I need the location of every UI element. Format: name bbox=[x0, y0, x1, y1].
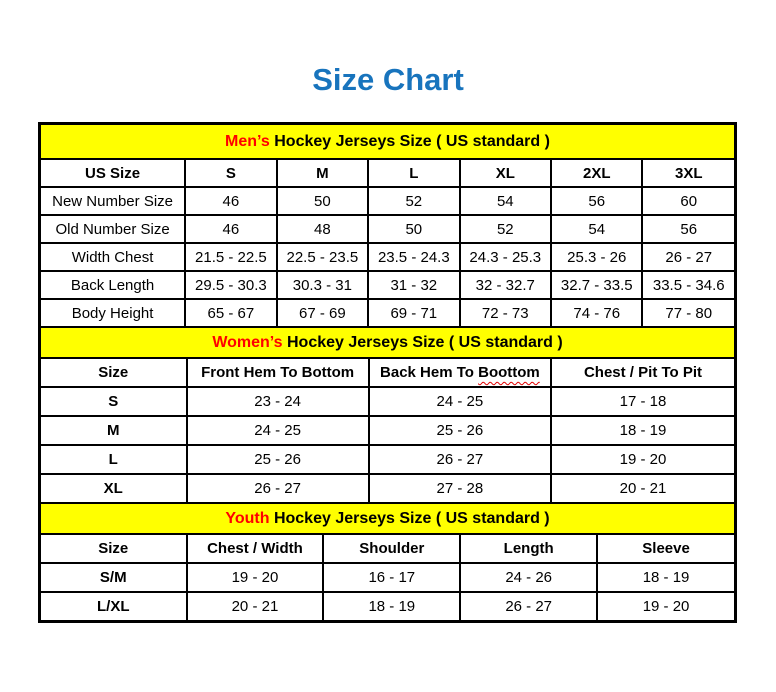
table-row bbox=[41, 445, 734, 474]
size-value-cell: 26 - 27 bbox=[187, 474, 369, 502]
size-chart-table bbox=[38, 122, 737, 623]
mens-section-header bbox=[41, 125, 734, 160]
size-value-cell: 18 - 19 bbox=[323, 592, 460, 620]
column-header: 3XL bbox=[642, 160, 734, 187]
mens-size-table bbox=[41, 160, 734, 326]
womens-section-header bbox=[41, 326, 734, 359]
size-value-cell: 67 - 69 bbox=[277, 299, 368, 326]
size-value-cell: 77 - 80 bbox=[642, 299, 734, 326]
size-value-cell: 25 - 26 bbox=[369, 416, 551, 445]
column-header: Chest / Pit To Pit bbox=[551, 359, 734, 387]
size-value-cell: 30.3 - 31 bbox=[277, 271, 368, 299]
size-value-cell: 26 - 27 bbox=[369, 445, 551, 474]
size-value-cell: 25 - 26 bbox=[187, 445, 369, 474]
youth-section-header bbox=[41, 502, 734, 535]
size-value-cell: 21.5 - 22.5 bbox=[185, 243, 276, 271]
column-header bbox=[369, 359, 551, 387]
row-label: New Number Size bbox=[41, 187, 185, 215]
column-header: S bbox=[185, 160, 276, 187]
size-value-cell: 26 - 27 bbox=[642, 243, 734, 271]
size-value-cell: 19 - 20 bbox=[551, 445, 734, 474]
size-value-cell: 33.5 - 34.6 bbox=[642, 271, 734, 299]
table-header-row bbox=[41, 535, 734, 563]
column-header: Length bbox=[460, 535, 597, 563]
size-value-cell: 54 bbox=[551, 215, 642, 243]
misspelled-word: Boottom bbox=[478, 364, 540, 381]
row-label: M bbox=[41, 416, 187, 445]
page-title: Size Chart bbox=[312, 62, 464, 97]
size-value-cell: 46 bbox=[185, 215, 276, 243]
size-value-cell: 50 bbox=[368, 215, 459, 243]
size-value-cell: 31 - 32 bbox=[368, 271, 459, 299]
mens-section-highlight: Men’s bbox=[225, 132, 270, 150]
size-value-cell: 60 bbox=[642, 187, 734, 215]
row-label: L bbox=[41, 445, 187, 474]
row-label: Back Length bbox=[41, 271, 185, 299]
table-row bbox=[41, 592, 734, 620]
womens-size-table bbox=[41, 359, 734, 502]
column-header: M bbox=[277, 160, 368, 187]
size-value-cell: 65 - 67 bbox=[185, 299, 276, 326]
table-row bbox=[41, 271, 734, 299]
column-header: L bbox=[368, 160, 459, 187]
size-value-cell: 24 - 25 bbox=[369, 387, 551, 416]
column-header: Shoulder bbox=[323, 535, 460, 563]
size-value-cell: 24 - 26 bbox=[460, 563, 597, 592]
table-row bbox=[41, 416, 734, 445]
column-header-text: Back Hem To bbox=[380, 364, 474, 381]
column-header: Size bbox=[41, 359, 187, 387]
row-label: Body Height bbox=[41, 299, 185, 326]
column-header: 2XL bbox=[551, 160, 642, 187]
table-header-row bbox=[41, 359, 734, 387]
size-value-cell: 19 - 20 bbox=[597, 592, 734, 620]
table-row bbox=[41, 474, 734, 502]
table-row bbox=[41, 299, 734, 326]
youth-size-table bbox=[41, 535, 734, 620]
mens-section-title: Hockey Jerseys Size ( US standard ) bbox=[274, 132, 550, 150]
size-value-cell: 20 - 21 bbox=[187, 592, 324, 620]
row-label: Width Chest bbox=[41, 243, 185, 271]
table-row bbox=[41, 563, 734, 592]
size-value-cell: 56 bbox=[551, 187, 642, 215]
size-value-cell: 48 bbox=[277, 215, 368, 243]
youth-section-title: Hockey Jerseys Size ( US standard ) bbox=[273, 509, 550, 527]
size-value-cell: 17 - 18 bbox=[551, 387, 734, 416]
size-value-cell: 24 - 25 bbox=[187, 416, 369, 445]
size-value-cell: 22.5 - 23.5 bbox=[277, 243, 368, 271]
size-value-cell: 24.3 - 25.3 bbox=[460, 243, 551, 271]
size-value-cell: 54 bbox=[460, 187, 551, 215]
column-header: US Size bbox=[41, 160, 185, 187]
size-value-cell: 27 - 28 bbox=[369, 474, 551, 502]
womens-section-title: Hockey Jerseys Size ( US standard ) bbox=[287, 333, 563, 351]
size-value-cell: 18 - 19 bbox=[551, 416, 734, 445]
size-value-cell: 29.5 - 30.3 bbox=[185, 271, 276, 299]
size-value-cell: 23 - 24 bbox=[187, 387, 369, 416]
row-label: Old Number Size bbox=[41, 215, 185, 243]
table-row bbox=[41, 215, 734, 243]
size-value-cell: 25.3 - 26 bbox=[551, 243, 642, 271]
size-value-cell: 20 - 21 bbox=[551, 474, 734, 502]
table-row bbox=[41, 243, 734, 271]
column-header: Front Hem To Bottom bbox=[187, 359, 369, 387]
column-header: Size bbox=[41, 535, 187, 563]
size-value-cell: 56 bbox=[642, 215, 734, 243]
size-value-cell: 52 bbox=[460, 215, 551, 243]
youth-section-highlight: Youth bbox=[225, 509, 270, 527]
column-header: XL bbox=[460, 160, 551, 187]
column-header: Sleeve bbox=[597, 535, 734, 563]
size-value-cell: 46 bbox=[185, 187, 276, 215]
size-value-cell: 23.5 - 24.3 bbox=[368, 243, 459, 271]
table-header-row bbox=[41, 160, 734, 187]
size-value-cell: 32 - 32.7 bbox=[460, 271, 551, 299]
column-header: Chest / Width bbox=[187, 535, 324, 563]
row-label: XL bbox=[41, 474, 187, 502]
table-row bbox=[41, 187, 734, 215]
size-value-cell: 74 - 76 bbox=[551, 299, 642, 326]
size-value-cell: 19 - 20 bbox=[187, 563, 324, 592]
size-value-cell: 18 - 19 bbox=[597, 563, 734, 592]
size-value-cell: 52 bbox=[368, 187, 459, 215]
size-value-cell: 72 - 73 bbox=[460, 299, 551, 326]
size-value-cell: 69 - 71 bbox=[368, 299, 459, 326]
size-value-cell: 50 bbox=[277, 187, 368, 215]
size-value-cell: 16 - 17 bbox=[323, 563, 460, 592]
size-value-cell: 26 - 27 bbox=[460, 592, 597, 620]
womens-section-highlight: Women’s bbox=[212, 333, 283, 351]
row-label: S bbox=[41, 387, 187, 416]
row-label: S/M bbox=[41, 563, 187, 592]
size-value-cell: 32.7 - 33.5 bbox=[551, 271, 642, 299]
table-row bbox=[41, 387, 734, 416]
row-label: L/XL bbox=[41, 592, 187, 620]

= = = = = = =

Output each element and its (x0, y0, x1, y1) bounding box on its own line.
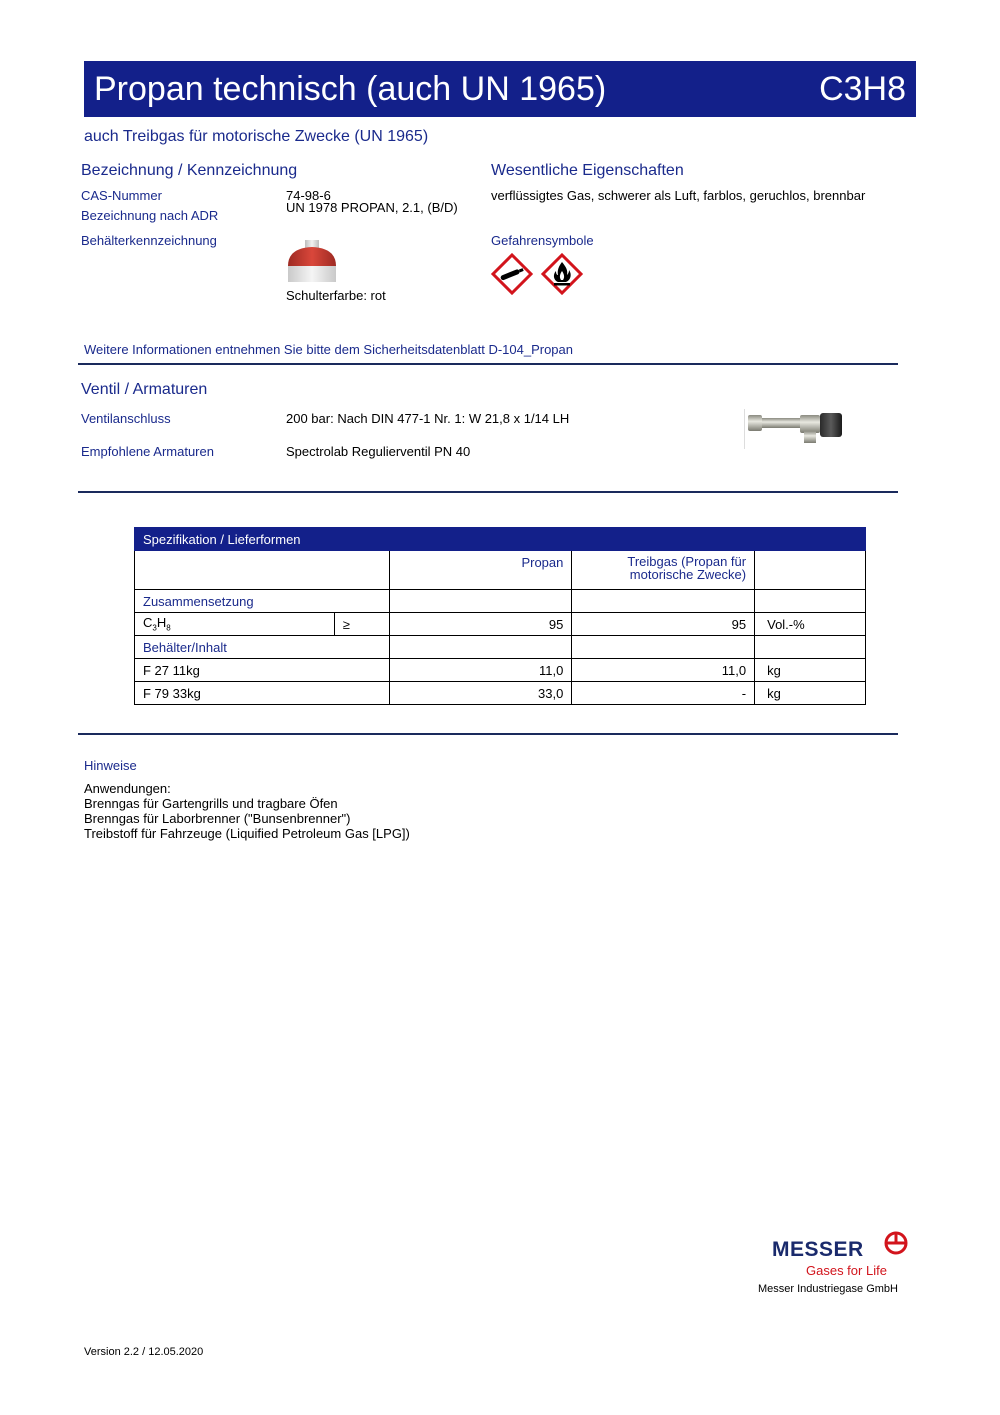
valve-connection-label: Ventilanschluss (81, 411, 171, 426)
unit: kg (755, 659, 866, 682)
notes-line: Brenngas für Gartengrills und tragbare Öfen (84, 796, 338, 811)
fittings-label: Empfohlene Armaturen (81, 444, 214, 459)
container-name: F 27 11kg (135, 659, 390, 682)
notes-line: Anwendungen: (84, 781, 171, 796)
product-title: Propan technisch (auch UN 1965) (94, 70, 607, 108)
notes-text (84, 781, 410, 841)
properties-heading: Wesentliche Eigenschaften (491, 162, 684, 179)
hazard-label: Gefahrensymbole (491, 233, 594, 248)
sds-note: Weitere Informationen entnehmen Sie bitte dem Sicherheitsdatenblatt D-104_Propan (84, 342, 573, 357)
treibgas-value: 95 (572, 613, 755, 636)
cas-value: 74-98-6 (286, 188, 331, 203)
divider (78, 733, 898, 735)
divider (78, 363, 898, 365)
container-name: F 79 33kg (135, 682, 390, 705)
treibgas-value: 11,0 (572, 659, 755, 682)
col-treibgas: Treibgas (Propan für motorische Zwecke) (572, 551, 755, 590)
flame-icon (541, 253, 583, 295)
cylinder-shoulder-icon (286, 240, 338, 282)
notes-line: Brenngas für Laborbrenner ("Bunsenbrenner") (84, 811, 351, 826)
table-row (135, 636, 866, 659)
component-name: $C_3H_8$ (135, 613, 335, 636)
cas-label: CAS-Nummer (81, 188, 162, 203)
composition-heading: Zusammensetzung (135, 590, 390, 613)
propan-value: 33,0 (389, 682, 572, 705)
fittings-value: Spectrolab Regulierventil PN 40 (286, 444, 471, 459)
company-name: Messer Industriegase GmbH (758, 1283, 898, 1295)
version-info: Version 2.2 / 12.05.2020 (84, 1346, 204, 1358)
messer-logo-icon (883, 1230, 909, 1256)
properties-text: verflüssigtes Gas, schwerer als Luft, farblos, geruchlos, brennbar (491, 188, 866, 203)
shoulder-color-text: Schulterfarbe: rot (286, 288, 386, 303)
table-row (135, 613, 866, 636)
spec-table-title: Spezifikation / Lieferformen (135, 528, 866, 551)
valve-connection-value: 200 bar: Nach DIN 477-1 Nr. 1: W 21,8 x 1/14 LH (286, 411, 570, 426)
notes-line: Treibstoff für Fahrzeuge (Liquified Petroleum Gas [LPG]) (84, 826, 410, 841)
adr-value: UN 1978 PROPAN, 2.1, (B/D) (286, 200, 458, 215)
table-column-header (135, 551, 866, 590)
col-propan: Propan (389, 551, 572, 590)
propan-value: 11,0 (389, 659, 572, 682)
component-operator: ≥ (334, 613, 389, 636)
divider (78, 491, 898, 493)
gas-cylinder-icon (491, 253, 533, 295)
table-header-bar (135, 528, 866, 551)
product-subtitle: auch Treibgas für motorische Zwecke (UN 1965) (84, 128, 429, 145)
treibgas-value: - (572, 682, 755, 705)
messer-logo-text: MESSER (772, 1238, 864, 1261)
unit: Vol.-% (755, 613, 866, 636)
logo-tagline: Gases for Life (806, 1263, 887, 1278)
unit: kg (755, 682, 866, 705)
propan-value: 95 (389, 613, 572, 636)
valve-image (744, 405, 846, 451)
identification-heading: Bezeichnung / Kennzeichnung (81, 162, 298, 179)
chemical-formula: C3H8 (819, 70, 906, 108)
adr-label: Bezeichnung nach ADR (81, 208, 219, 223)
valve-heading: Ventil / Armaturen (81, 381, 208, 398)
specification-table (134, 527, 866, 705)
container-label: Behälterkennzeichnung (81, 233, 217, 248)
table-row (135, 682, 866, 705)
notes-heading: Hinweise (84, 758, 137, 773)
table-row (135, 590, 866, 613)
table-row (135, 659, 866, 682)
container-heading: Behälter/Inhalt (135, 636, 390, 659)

= = = = = = =

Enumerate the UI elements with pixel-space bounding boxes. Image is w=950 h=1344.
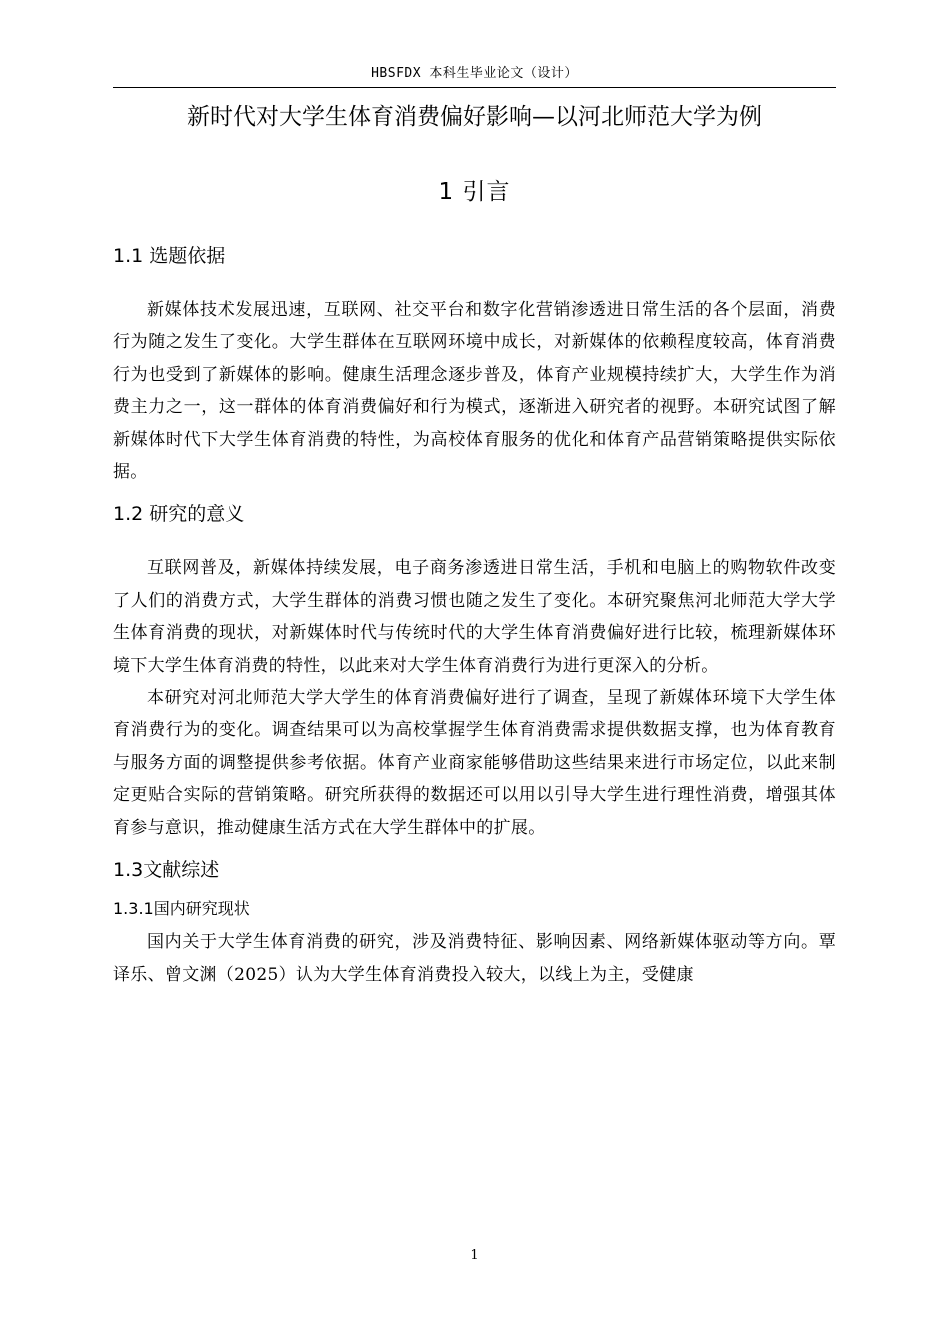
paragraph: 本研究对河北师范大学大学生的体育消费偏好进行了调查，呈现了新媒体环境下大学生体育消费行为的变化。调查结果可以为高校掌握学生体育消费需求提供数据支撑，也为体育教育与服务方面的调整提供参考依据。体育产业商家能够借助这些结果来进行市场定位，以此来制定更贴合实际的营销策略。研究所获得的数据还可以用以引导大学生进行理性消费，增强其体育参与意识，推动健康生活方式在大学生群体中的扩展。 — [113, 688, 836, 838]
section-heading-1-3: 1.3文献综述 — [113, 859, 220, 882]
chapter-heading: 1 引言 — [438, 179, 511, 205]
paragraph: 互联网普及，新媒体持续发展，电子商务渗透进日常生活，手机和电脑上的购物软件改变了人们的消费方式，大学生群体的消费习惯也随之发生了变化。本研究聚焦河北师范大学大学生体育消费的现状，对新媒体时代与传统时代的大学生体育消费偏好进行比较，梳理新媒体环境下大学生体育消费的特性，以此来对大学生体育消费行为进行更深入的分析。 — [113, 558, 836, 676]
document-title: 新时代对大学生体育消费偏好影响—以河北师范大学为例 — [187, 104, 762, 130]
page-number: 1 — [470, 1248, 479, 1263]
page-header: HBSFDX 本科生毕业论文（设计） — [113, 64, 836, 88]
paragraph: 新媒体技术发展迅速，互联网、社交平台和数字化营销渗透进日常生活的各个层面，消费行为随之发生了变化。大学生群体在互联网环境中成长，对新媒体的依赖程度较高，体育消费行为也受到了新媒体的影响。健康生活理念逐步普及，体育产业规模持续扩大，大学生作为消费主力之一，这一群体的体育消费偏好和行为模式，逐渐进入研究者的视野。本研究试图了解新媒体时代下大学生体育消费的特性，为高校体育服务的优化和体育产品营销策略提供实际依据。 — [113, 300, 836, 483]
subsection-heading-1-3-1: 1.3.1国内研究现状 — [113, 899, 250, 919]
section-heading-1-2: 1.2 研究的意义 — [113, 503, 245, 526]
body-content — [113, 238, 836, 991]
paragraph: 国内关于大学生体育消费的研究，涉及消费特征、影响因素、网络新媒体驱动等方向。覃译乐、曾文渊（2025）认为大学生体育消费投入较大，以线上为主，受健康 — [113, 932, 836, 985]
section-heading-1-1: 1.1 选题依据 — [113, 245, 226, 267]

= = = = = = =

▸ Aim
Reproduce verbatim the part that opens with the line containing "valve-connection-label: Ventilanschluss (81, 411, 171, 426)" and closes with the line containing "cas-value: 74-98-6 (286, 188, 331, 203)", including both of those lines.

▸ Solution for this task
valve-connection-label: Ventilanschluss (81, 411, 171, 426)
unit: kg (755, 659, 866, 682)
notes-line: Brenngas für Gartengrills und tragbare Öfen (84, 796, 338, 811)
fittings-label: Empfohlene Armaturen (81, 444, 214, 459)
container-name: F 27 11kg (135, 659, 390, 682)
notes-line: Anwendungen: (84, 781, 171, 796)
product-title: Propan technisch (auch UN 1965) (94, 70, 607, 108)
notes-text (84, 781, 410, 841)
properties-heading: Wesentliche Eigenschaften (491, 162, 684, 179)
hazard-label: Gefahrensymbole (491, 233, 594, 248)
sds-note: Weitere Informationen entnehmen Sie bitte dem Sicherheitsdatenblatt D-104_Propan (84, 342, 573, 357)
treibgas-value: 95 (572, 613, 755, 636)
cas-value: 74-98-6 (286, 188, 331, 203)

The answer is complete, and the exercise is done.